== Objective ==
Look for the string "інженерних" in every line, and copy each line that has it.

--- begin Stored data ---

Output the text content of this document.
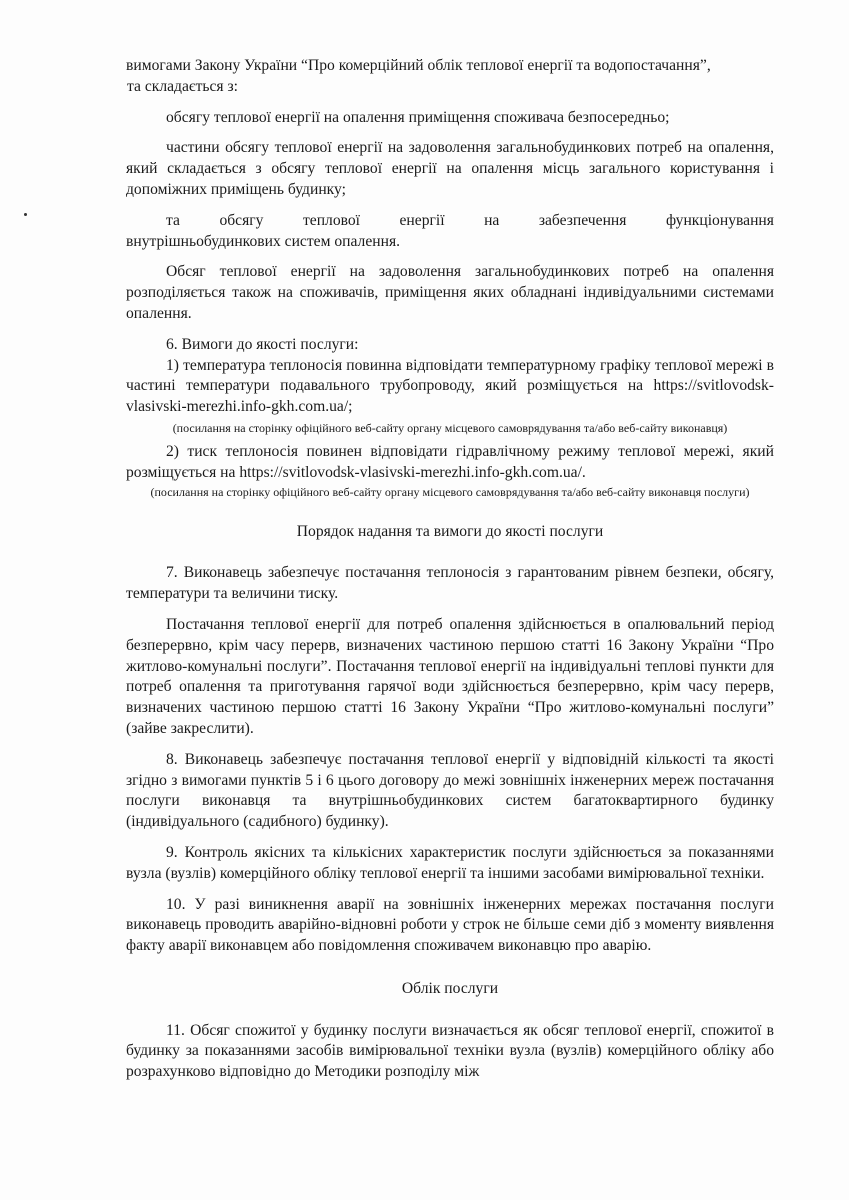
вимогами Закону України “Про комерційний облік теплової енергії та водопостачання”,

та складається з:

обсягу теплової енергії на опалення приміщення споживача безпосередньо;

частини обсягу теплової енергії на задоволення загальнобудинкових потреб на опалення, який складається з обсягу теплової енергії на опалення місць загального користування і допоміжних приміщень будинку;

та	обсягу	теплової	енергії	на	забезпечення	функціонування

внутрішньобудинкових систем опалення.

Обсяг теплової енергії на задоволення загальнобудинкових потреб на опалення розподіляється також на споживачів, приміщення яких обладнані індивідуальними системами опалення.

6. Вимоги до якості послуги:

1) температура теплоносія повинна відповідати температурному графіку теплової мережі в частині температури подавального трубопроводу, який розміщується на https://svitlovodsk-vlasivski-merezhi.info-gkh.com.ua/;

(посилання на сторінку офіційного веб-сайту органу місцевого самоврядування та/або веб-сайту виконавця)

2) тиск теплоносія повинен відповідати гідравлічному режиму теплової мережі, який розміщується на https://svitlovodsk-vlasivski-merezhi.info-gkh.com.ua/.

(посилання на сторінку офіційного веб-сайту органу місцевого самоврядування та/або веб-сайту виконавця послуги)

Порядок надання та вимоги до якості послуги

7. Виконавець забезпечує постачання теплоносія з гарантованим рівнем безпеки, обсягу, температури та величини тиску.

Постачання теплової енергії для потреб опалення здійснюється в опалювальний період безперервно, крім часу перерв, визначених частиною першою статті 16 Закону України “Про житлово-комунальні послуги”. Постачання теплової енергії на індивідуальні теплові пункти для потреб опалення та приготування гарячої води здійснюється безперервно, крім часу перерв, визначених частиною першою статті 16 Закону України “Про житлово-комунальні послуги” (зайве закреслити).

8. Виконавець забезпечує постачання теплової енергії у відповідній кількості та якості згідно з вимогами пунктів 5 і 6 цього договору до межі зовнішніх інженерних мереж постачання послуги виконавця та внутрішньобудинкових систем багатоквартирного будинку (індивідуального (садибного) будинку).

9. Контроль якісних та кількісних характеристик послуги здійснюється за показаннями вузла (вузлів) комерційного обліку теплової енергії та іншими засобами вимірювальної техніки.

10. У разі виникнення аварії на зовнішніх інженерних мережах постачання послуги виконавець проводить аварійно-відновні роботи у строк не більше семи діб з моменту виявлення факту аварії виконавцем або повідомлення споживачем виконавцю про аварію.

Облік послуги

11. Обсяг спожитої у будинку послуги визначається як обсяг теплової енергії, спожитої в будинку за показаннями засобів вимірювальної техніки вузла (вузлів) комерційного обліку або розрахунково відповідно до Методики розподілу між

--- end Stored data ---

== Correct answer ==
8. Виконавець забезпечує постачання теплової енергії у відповідній кількості та якості згідно з вимогами пунктів 5 і 6 цього договору до межі зовнішніх інженерних мереж постачання послуги виконавця та внутрішньобудинкових систем багатоквартирного будинку (індивідуального (садибного) будинку).
10. У разі виникнення аварії на зовнішніх інженерних мережах постачання послуги виконавець проводить аварійно-відновні роботи у строк не більше семи діб з моменту виявлення факту аварії виконавцем або повідомлення споживачем виконавцю про аварію.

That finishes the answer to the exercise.